* Begin Data provided *

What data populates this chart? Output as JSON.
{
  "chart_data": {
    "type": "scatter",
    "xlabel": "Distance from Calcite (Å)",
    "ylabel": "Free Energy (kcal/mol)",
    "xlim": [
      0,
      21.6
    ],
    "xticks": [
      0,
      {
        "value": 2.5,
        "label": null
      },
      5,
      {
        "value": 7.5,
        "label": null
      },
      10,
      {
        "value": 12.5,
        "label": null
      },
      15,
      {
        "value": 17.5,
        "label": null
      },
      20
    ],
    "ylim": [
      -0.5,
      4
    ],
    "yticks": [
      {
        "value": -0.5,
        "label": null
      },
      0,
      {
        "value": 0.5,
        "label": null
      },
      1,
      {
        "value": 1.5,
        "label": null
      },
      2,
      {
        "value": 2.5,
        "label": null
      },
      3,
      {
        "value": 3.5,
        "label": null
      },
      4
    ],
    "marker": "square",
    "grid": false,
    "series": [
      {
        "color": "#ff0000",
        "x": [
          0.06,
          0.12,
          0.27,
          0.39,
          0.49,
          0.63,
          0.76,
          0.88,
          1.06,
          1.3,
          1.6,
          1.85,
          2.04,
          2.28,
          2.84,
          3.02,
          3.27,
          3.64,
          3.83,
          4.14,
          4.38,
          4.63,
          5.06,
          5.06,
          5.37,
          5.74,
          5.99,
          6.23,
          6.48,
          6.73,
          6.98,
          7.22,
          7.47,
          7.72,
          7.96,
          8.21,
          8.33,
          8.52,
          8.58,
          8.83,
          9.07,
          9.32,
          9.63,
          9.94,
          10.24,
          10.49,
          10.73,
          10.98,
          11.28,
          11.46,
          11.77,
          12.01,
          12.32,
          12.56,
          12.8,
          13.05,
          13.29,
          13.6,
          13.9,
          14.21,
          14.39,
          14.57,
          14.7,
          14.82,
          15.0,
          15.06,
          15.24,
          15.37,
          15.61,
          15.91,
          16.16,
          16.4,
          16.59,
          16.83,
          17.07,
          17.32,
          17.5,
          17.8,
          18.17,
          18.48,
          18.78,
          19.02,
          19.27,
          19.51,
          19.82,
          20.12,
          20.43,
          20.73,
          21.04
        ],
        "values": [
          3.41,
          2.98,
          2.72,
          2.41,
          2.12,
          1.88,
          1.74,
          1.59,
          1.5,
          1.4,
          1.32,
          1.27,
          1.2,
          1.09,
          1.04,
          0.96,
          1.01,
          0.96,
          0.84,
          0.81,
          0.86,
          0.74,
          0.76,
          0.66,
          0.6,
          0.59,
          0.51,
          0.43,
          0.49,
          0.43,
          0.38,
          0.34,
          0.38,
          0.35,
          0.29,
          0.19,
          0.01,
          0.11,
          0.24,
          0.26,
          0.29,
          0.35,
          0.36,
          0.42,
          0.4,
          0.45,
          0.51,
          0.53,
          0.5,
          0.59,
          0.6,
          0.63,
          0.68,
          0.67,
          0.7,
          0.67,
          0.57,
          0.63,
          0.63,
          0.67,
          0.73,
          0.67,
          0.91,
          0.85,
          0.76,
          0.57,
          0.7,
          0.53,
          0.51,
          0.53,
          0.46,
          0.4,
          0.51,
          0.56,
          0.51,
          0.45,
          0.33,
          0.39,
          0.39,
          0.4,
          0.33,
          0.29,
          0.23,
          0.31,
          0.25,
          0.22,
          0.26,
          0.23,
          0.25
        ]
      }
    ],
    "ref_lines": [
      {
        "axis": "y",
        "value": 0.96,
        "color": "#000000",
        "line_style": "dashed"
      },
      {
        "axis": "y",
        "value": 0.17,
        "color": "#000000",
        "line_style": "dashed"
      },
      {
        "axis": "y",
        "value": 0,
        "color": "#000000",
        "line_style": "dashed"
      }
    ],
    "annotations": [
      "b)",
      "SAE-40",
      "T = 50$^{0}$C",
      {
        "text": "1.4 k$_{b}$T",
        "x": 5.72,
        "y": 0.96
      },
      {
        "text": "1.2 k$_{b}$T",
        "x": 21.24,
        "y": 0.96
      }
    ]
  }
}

* End Data provided *

Output the listing above word for word.

What data populates this chart? Output as JSON.
{
  "chart_data": {
    "type": "scatter",
    "xlabel": "Distance from Calcite (Å)",
    "ylabel": "Free Energy (kcal/mol)",
    "xlim": [
      0,
      21.6
    ],
    "xticks": [
      0,
      {
        "value": 2.5,
        "label": null
      },
      5,
      {
        "value": 7.5,
        "label": null
      },
      10,
      {
        "value": 12.5,
        "label": null
      },
      15,
      {
        "value": 17.5,
        "label": null
      },
      20
    ],
    "ylim": [
      -0.5,
      4
    ],
    "yticks": [
      {
        "value": -0.5,
        "label": null
      },
      0,
      {
        "value": 0.5,
        "label": null
      },
      1,
      {
        "value": 1.5,
        "label": null
      },
      2,
      {
        "value": 2.5,
        "label": null
      },
      3,
      {
        "value": 3.5,
        "label": null
      },
      4
    ],
    "marker": "square",
    "grid": false,
    "series": [
      {
        "color": "#ff0000",
        "x": [
          0.06,
          0.12,
          0.27,
          0.39,
          0.49,
          0.63,
          0.76,
          0.88,
          1.06,
          1.3,
          1.6,
          1.85,
          2.04,
          2.28,
          2.84,
          3.02,
          3.27,
          3.64,
          3.83,
          4.14,
          4.38,
          4.63,
          5.06,
          5.06,
          5.37,
          5.74,
          5.99,
          6.23,
          6.48,
          6.73,
          6.98,
          7.22,
          7.47,
          7.72,
          7.96,
          8.21,
          8.33,
          8.52,
          8.58,
          8.83,
          9.07,
          9.32,
          9.63,
          9.94,
          10.24,
          10.49,
          10.73,
          10.98,
          11.28,
          11.46,
          11.77,
          12.01,
          12.32,
          12.56,
          12.8,
          13.05,
          13.29,
          13.6,
          13.9,
          14.21,
          14.39,
          14.57,
          14.7,
          14.82,
          15.0,
          15.06,
          15.24,
          15.37,
          15.61,
          15.91,
          16.16,
          16.4,
          16.59,
          16.83,
          17.07,
          17.32,
          17.5,
          17.8,
          18.17,
          18.48,
          18.78,
          19.02,
          19.27,
          19.51,
          19.82,
          20.12,
          20.43,
          20.73,
          21.04
        ],
        "values": [
          3.41,
          2.98,
          2.72,
          2.41,
          2.12,
          1.88,
          1.74,
          1.59,
          1.5,
          1.4,
          1.32,
          1.27,
          1.2,
          1.09,
          1.04,
          0.96,
          1.01,
          0.96,
          0.84,
          0.81,
          0.86,
          0.74,
          0.76,
          0.66,
          0.6,
          0.59,
          0.51,
          0.43,
          0.49,
          0.43,
          0.38,
          0.34,
          0.38,
          0.35,
          0.29,
          0.19,
          0.01,
          0.11,
          0.24,
          0.26,
          0.29,
          0.35,
          0.36,
          0.42,
          0.4,
          0.45,
          0.51,
          0.53,
          0.5,
          0.59,
          0.6,
          0.63,
          0.68,
          0.67,
          0.7,
          0.67,
          0.57,
          0.63,
          0.63,
          0.67,
          0.73,
          0.67,
          0.91,
          0.85,
          0.76,
          0.57,
          0.7,
          0.53,
          0.51,
          0.53,
          0.46,
          0.4,
          0.51,
          0.56,
          0.51,
          0.45,
          0.33,
          0.39,
          0.39,
          0.4,
          0.33,
          0.29,
          0.23,
          0.31,
          0.25,
          0.22,
          0.26,
          0.23,
          0.25
        ]
      }
    ],
    "ref_lines": [
      {
        "axis": "y",
        "value": 0.96,
        "color": "#000000",
        "line_style": "dashed"
      },
      {
        "axis": "y",
        "value": 0.17,
        "color": "#000000",
        "line_style": "dashed"
      },
      {
        "axis": "y",
        "value": 0,
        "color": "#000000",
        "line_style": "dashed"
      }
    ],
    "annotations": [
      "b)",
      "SAE-40",
      "T = 50$^{0}$C",
      {
        "text": "1.4 k$_{b}$T",
        "x": 5.72,
        "y": 0.96
      },
      {
        "text": "1.2 k$_{b}$T",
        "x": 21.24,
        "y": 0.96
      }
    ]
  }
}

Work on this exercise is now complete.